**Problem requirements**
Filter the records below down to lines containing "Player".

**Record excerpts**
--------------------------------------------------

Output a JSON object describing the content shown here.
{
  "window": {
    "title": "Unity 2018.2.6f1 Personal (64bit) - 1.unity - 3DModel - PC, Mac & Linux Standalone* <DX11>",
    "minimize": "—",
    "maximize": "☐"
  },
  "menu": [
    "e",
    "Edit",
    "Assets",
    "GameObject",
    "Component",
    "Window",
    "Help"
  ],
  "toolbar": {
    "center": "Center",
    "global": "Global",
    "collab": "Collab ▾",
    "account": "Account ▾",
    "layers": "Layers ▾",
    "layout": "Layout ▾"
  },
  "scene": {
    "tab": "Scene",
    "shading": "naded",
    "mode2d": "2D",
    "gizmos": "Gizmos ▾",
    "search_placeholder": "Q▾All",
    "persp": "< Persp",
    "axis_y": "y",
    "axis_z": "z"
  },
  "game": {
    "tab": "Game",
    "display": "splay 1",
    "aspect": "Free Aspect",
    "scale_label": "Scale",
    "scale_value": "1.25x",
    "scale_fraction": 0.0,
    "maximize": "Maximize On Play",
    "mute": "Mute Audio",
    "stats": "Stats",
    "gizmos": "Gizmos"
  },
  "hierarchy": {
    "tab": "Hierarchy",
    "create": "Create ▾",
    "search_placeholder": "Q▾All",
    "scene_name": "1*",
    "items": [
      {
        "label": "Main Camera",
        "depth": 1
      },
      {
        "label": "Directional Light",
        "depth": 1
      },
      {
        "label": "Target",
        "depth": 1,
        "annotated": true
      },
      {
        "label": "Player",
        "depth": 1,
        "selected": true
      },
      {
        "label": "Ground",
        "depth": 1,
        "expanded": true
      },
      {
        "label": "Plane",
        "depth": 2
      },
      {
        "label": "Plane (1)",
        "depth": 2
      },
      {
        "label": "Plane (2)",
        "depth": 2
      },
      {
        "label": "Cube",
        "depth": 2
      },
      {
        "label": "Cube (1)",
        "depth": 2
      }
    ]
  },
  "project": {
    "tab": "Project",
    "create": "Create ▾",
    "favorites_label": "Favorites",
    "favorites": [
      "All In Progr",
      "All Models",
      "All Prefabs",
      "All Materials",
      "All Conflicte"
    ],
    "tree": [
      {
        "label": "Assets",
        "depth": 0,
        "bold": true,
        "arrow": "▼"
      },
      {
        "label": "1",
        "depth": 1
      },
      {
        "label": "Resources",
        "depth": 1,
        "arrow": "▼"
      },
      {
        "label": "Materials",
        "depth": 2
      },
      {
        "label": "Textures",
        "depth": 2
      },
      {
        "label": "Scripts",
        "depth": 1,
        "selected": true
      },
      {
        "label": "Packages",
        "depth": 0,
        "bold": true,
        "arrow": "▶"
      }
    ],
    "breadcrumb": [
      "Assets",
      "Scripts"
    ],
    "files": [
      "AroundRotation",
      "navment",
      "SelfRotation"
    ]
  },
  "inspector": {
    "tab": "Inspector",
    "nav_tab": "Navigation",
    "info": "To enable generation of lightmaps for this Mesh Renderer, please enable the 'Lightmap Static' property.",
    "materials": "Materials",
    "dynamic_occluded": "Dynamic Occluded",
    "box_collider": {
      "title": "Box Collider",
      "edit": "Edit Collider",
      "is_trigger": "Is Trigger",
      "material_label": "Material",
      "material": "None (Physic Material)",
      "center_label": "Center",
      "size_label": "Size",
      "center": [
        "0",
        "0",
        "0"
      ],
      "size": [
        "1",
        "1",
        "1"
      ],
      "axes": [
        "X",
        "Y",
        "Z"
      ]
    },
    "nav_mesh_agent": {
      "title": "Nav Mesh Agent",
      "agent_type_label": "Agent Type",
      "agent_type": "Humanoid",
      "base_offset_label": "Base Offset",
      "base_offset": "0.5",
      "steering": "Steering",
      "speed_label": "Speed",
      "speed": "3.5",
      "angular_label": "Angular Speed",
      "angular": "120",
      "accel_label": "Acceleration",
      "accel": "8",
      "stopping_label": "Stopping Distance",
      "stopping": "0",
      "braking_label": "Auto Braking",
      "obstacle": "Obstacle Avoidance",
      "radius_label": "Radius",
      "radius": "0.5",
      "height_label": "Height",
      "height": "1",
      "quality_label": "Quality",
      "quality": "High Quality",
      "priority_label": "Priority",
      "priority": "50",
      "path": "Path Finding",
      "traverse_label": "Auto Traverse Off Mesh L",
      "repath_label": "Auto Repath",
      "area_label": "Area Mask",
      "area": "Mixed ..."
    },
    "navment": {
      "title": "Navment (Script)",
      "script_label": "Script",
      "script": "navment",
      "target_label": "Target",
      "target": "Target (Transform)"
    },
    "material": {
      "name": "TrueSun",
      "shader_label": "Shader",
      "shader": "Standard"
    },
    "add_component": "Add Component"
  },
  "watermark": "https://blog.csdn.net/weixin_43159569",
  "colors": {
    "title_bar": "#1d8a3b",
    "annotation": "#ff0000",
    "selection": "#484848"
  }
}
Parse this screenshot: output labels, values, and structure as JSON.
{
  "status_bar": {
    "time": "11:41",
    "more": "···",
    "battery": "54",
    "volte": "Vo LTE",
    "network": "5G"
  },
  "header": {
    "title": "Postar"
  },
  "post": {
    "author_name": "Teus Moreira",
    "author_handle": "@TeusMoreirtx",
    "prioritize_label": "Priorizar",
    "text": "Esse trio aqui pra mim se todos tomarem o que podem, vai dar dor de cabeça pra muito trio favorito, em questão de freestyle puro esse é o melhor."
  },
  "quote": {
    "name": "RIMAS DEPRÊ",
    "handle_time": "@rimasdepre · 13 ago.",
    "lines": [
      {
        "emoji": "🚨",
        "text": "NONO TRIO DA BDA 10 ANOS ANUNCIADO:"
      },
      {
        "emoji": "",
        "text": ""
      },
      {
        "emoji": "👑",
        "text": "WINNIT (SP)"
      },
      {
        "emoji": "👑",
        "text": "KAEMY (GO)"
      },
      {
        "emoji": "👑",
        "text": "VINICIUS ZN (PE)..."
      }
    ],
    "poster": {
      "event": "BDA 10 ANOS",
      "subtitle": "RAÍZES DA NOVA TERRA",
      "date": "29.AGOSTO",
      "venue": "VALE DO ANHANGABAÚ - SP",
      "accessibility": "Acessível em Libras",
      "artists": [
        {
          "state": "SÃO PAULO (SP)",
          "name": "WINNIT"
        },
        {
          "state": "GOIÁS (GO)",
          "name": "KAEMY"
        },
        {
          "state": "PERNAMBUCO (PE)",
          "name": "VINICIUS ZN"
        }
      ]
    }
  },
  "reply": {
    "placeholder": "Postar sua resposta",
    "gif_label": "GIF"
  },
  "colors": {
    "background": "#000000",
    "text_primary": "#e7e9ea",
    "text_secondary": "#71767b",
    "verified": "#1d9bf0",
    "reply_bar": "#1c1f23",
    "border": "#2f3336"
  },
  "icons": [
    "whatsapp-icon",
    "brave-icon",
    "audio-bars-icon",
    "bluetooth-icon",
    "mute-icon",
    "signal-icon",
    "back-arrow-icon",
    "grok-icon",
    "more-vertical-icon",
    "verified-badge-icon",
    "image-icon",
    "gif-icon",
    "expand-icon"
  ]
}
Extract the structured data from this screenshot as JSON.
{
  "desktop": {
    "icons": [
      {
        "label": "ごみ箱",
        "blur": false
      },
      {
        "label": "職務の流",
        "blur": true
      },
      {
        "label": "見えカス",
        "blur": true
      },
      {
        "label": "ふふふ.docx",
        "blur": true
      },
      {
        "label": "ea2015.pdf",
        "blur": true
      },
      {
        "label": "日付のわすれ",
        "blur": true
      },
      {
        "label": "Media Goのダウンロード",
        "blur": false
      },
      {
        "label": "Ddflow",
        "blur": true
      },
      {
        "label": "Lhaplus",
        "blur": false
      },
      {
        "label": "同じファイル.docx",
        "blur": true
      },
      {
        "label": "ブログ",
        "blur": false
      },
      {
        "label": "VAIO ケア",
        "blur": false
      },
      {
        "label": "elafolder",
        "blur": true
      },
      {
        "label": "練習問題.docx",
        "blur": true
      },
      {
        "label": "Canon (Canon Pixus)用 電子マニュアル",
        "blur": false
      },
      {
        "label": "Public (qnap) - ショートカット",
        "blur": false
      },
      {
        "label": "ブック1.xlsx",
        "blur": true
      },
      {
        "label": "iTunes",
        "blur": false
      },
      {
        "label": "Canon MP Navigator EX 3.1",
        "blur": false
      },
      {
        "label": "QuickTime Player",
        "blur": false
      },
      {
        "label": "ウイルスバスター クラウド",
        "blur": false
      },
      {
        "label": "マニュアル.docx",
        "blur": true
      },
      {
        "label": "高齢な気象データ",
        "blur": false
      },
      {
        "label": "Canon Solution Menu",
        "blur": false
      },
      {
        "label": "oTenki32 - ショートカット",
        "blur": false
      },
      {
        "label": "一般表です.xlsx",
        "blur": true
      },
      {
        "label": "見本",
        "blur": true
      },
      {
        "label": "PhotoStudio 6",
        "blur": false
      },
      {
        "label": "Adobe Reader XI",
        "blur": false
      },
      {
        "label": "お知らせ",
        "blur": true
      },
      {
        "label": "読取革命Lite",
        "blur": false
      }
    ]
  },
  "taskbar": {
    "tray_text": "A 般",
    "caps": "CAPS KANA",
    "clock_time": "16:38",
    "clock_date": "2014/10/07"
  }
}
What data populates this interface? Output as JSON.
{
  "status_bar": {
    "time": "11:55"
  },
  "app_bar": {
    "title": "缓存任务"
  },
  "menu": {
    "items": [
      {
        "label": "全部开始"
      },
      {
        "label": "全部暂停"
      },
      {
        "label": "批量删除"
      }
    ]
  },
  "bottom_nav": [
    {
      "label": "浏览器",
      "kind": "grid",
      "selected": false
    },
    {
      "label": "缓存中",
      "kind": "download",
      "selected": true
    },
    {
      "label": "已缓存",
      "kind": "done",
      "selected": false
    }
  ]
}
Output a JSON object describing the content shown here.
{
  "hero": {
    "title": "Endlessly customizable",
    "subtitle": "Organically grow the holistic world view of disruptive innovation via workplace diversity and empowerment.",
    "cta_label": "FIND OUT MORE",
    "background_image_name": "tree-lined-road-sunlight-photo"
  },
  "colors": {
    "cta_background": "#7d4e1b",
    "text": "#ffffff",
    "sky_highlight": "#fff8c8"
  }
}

--------------------------------------------------

**Exercise result**
        "label": "Player",
        "label": "QuickTime Player",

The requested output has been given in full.